AIM ▸ Recast every line of the entries below as a Markdown table with two columns, Row and Line. Number the rows and leave out blank lines.

# DATA FOR PROCESSING start

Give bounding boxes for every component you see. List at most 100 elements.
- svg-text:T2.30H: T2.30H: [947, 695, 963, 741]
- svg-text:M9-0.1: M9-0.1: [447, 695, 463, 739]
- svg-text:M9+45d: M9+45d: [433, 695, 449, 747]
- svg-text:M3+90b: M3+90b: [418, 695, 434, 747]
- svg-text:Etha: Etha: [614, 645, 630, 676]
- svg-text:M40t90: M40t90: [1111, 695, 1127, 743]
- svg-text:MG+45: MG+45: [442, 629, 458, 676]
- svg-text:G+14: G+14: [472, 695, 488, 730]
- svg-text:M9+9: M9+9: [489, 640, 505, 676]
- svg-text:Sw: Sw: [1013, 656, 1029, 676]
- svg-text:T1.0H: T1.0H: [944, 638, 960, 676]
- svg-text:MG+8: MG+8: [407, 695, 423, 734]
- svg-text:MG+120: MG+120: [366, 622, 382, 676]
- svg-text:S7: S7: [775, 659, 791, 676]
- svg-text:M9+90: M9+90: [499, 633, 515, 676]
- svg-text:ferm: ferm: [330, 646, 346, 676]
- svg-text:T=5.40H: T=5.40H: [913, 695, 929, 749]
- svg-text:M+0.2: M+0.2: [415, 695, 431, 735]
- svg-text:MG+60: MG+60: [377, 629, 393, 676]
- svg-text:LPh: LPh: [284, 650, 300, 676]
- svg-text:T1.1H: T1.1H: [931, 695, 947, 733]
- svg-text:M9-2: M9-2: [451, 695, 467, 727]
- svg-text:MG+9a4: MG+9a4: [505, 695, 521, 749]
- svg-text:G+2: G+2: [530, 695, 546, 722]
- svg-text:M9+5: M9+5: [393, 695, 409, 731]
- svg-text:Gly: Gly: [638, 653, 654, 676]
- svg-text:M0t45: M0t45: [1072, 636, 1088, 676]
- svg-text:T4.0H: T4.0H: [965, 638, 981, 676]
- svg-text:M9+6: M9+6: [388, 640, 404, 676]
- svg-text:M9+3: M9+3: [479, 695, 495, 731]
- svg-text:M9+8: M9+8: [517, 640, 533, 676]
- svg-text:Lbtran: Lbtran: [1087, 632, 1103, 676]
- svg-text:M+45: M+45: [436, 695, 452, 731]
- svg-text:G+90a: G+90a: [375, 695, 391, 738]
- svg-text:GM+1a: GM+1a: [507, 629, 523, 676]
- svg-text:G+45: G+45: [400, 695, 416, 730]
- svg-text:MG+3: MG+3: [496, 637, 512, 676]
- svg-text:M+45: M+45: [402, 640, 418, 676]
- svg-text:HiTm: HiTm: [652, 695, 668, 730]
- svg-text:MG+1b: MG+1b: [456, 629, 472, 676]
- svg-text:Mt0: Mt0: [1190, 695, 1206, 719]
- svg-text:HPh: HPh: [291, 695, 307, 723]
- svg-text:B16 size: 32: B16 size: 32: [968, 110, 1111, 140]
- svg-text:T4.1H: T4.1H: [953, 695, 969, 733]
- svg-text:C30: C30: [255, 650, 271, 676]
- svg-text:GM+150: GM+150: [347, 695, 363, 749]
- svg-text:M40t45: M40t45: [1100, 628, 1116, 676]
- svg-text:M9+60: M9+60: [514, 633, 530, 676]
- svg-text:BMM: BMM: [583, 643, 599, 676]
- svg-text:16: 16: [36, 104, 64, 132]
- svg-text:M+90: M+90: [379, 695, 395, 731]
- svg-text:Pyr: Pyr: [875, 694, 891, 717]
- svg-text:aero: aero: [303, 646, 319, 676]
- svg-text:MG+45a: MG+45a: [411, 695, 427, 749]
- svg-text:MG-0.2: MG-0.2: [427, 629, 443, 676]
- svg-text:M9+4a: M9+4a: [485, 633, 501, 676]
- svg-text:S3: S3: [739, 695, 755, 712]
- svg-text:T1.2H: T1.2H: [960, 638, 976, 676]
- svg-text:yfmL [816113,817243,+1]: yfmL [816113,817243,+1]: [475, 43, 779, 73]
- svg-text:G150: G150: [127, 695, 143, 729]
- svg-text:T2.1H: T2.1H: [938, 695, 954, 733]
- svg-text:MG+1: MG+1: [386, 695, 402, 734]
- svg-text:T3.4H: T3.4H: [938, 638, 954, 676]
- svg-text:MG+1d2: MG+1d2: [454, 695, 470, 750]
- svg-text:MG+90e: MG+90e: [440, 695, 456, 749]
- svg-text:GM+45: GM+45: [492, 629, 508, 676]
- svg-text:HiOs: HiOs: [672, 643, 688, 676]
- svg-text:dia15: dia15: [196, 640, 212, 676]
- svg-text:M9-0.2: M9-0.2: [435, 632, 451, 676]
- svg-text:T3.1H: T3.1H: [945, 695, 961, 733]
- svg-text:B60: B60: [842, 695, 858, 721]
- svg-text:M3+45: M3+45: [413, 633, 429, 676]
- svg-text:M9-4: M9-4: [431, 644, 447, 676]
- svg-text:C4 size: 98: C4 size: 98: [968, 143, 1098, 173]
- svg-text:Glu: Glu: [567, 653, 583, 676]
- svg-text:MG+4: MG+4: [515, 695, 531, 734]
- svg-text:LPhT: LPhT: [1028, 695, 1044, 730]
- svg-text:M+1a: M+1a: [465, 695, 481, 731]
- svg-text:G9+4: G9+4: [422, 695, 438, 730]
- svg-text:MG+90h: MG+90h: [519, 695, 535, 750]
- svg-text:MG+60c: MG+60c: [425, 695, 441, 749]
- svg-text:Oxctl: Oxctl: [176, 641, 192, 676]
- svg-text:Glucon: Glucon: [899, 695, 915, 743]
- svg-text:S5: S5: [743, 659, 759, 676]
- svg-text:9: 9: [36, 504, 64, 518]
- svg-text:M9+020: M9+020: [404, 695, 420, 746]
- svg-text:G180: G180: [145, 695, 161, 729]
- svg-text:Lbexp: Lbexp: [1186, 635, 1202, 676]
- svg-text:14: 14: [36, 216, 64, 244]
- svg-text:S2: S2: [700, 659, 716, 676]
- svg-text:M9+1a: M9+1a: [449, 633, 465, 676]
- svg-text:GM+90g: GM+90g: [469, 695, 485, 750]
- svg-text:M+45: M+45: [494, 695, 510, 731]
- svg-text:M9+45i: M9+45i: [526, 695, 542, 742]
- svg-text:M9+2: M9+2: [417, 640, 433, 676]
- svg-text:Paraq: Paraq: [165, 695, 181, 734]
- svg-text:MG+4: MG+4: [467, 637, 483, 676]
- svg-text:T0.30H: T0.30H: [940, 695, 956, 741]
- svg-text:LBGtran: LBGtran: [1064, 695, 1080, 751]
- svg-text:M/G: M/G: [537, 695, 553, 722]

# DATA FOR PROCESSING end

REPLY TO THE EXERCISE ▸
| Row | Line |
|---|---|
| 1 | Give bounding boxes for every component you see. List at most 100 elements. |
| 2 | - svg-text:T2.30H: T2.30H: [947, 695, 963, 741] |
| 3 | - svg-text:M9-0.1: M9-0.1: [447, 695, 463, 739] |
| 4 | - svg-text:M9+45d: M9+45d: [433, 695, 449, 747] |
| 5 | - svg-text:M3+90b: M3+90b: [418, 695, 434, 747] |
| 6 | - svg-text:Etha: Etha: [614, 645, 630, 676] |
| 7 | - svg-text:M40t90: M40t90: [1111, 695, 1127, 743] |
| 8 | - svg-text:MG+45: MG+45: [442, 629, 458, 676] |
| 9 | - svg-text:G+14: G+14: [472, 695, 488, 730] |
| 10 | - svg-text:M9+9: M9+9: [489, 640, 505, 676] |
| 11 | - svg-text:Sw: Sw: [1013, 656, 1029, 676] |
| 12 | - svg-text:T1.0H: T1.0H: [944, 638, 960, 676] |
| 13 | - svg-text:MG+8: MG+8: [407, 695, 423, 734] |
| 14 | - svg-text:MG+120: MG+120: [366, 622, 382, 676] |
| 15 | - svg-text:S7: S7: [775, 659, 791, 676] |
| 16 | - svg-text:M9+90: M9+90: [499, 633, 515, 676] |
| 17 | - svg-text:ferm: ferm: [330, 646, 346, 676] |
| 18 | - svg-text:T=5.40H: T=5.40H: [913, 695, 929, 749] |
| 19 | - svg-text:M+0.2: M+0.2: [415, 695, 431, 735] |
| 20 | - svg-text:MG+60: MG+60: [377, 629, 393, 676] |
| 21 | - svg-text:LPh: LPh: [284, 650, 300, 676] |
| 22 | - svg-text:T1.1H: T1.1H: [931, 695, 947, 733] |
| 23 | - svg-text:M9-2: M9-2: [451, 695, 467, 727] |
| 24 | - svg-text:MG+9a4: MG+9a4: [505, 695, 521, 749] |
| 25 | - svg-text:G+2: G+2: [530, 695, 546, 722] |
| 26 | - svg-text:M9+5: M9+5: [393, 695, 409, 731] |
| 27 | - svg-text:Gly: Gly: [638, 653, 654, 676] |
| 28 | - svg-text:M0t45: M0t45: [1072, 636, 1088, 676] |
| 29 | - svg-text:T4.0H: T4.0H: [965, 638, 981, 676] |
| 30 | - svg-text:M9+6: M9+6: [388, 640, 404, 676] |
| 31 | - svg-text:M9+3: M9+3: [479, 695, 495, 731] |
| 32 | - svg-text:M9+8: M9+8: [517, 640, 533, 676] |
| 33 | - svg-text:Lbtran: Lbtran: [1087, 632, 1103, 676] |
| 34 | - svg-text:M+45: M+45: [436, 695, 452, 731] |
| 35 | - svg-text:G+90a: G+90a: [375, 695, 391, 738] |
| 36 | - svg-text:GM+1a: GM+1a: [507, 629, 523, 676] |
| 37 | - svg-text:G+45: G+45: [400, 695, 416, 730] |
| 38 | - svg-text:MG+3: MG+3: [496, 637, 512, 676] |
| 39 | - svg-text:M+45: M+45: [402, 640, 418, 676] |
| 40 | - svg-text:HiTm: HiTm: [652, 695, 668, 730] |
| 41 | - svg-text:MG+1b: MG+1b: [456, 629, 472, 676] |
| 42 | - svg-text:Mt0: Mt0: [1190, 695, 1206, 719] |
| 43 | - svg-text:HPh: HPh: [291, 695, 307, 723] |
| 44 | - svg-text:B16 size: 32: B16 size: 32: [968, 110, 1111, 140] |
| 45 | - svg-text:T4.1H: T4.1H: [953, 695, 969, 733] |
| 46 | - svg-text:C30: C30: [255, 650, 271, 676] |
| 47 | - svg-text:GM+150: GM+150: [347, 695, 363, 749] |
| 48 | - svg-text:M40t45: M40t45: [1100, 628, 1116, 676] |
| 49 | - svg-text:M9+60: M9+60: [514, 633, 530, 676] |
| 50 | - svg-text:BMM: BMM: [583, 643, 599, 676] |
| 51 | - svg-text:16: 16: [36, 104, 64, 132] |
| 52 | - svg-text:M+90: M+90: [379, 695, 395, 731] |
| 53 | - svg-text:Pyr: Pyr: [875, 694, 891, 717] |
| 54 | - svg-text:aero: aero: [303, 646, 319, 676] |
| 55 | - svg-text:MG+45a: MG+45a: [411, 695, 427, 749] |
| 56 | - svg-text:MG-0.2: MG-0.2: [427, 629, 443, 676] |
| 57 | - svg-text:M9+4a: M9+4a: [485, 633, 501, 676] |
| 58 | - svg-text:S3: S3: [739, 695, 755, 712] |
| 59 | - svg-text:T1.2H: T1.2H: [960, 638, 976, 676] |
| 60 | - svg-text:yfmL [816113,817243,+1]: yfmL [816113,817243,+1]: [475, 43, 779, 73] |
| 61 | - svg-text:G150: G150: [127, 695, 143, 729] |
| 62 | - svg-text:T2.1H: T2.1H: [938, 695, 954, 733] |
| 63 | - svg-text:MG+1: MG+1: [386, 695, 402, 734] |
| 64 | - svg-text:T3.4H: T3.4H: [938, 638, 954, 676] |
| 65 | - svg-text:MG+1d2: MG+1d2: [454, 695, 470, 750] |
| 66 | - svg-text:MG+90e: MG+90e: [440, 695, 456, 749] |
| 67 | - svg-text:GM+45: GM+45: [492, 629, 508, 676] |
| 68 | - svg-text:HiOs: HiOs: [672, 643, 688, 676] |
| 69 | - svg-text:dia15: dia15: [196, 640, 212, 676] |
| 70 | - svg-text:M9-0.2: M9-0.2: [435, 632, 451, 676] |
| 71 | - svg-text:T3.1H: T3.1H: [945, 695, 961, 733] |
| 72 | - svg-text:B60: B60: [842, 695, 858, 721] |
| 73 | - svg-text:M3+45: M3+45: [413, 633, 429, 676] |
| 74 | - svg-text:M9-4: M9-4: [431, 644, 447, 676] |
| 75 | - svg-text:C4 size: 98: C4 size: 98: [968, 143, 1098, 173] |
| 76 | - svg-text:Glu: Glu: [567, 653, 583, 676] |
| 77 | - svg-text:MG+4: MG+4: [515, 695, 531, 734] |
| 78 | - svg-text:LPhT: LPhT: [1028, 695, 1044, 730] |
| 79 | - svg-text:M+1a: M+1a: [465, 695, 481, 731] |
| 80 | - svg-text:G9+4: G9+4: [422, 695, 438, 730] |
| 81 | - svg-text:MG+90h: MG+90h: [519, 695, 535, 750] |
| 82 | - svg-text:MG+60c: MG+60c: [425, 695, 441, 749] |
| 83 | - svg-text:Oxctl: Oxctl: [176, 641, 192, 676] |
| 84 | - svg-text:Glucon: Glucon: [899, 695, 915, 743] |
| 85 | - svg-text:S5: S5: [743, 659, 759, 676] |
| 86 | - svg-text:9: 9: [36, 504, 64, 518] |
| 87 | - svg-text:M9+020: M9+020: [404, 695, 420, 746] |
| 88 | - svg-text:G180: G180: [145, 695, 161, 729] |
| 89 | - svg-text:Lbexp: Lbexp: [1186, 635, 1202, 676] |
| 90 | - svg-text:14: 14: [36, 216, 64, 244] |
| 91 | - svg-text:S2: S2: [700, 659, 716, 676] |
| 92 | - svg-text:M9+1a: M9+1a: [449, 633, 465, 676] |
| 93 | - svg-text:GM+90g: GM+90g: [469, 695, 485, 750] |
| 94 | - svg-text:M+45: M+45: [494, 695, 510, 731] |
| 95 | - svg-text:M9+45i: M9+45i: [526, 695, 542, 742] |
| 96 | - svg-text:M9+2: M9+2: [417, 640, 433, 676] |
| 97 | - svg-text:Paraq: Paraq: [165, 695, 181, 734] |
| 98 | - svg-text:MG+4: MG+4: [467, 637, 483, 676] |
| 99 | - svg-text:T0.30H: T0.30H: [940, 695, 956, 741] |
| 100 | - svg-text:LBGtran: LBGtran: [1064, 695, 1080, 751] |
| 101 | - svg-text:M/G: M/G: [537, 695, 553, 722] |